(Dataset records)
········
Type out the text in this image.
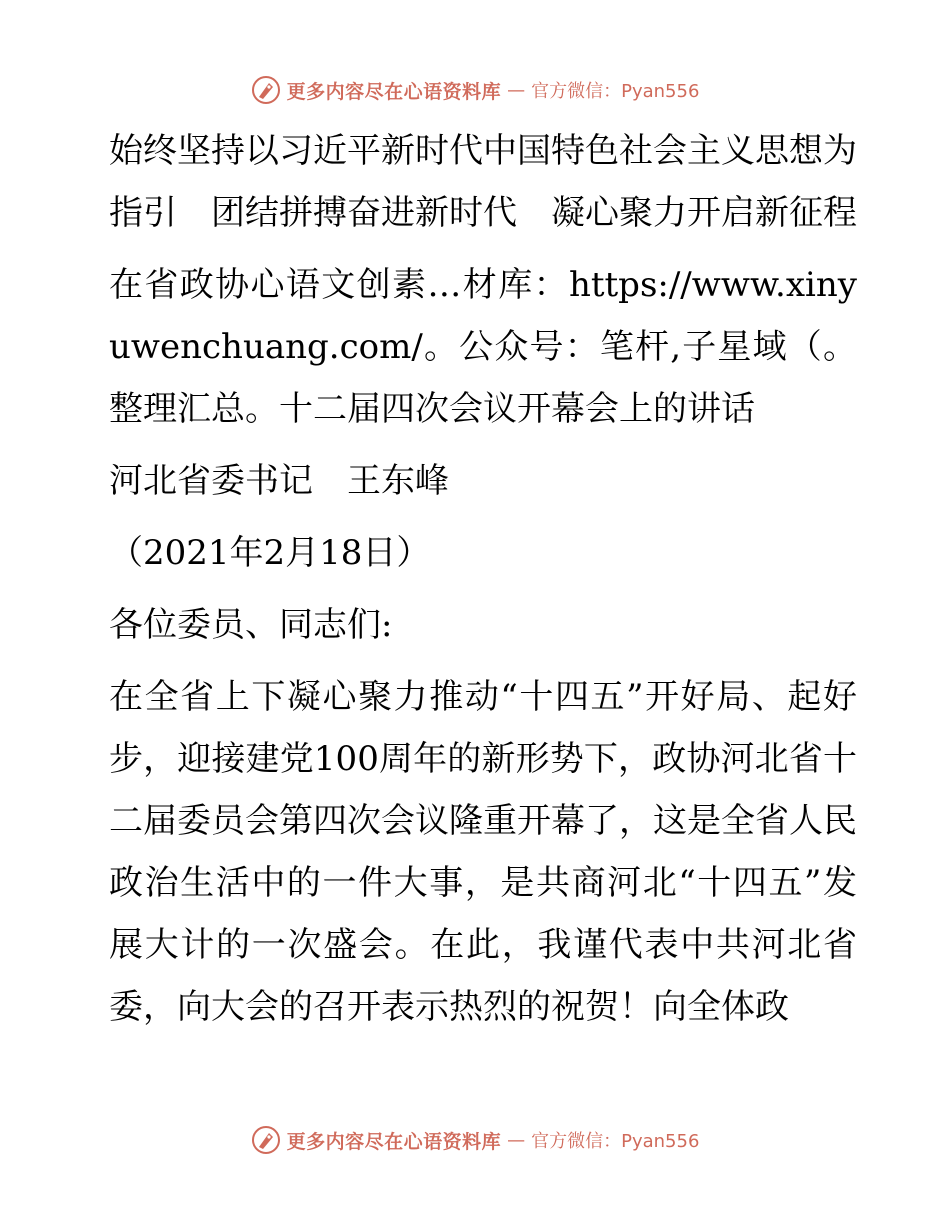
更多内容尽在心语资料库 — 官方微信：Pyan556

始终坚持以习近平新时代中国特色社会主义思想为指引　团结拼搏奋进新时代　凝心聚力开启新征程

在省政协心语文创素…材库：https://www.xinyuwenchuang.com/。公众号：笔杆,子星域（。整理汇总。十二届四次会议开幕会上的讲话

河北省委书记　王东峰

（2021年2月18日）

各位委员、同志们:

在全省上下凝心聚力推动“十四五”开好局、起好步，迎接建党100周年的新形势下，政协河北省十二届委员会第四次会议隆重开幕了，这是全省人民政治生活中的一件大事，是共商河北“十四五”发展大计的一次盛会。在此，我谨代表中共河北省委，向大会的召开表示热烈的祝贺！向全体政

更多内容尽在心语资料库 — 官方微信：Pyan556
········
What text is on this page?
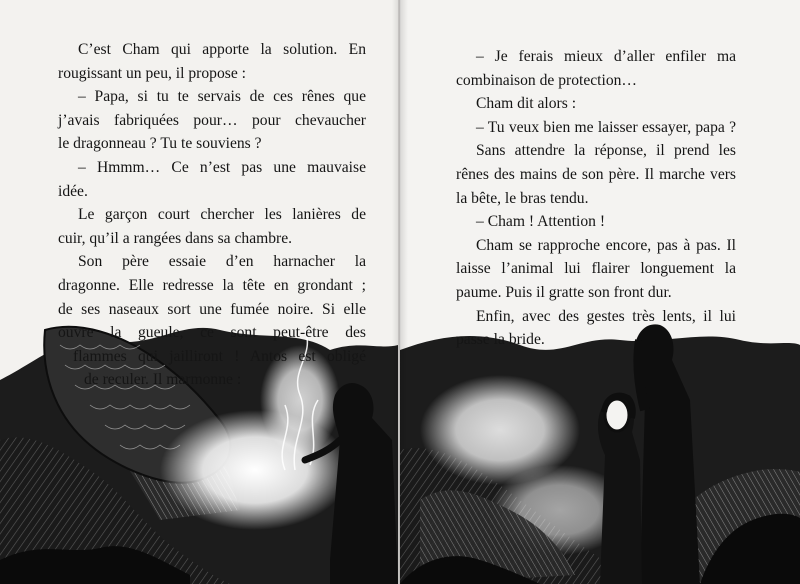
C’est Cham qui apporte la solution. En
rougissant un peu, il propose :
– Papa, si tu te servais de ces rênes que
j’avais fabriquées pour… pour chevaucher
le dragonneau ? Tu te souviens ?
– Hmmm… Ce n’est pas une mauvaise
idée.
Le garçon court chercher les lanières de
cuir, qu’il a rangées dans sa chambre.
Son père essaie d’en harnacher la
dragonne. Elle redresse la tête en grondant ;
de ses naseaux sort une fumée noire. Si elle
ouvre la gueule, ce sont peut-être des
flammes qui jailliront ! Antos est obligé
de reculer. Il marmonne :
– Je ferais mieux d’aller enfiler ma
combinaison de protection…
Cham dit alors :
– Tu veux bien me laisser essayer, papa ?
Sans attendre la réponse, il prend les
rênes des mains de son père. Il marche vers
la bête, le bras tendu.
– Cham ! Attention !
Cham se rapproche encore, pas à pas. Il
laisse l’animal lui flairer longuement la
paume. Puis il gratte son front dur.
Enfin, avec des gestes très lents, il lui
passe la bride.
········
| PROBLEM |
Search the material above for "this". Pull out each line where it shows up.

| REPLY TO THE EXERCISE |
Type out the text in this image.
What text is on this page?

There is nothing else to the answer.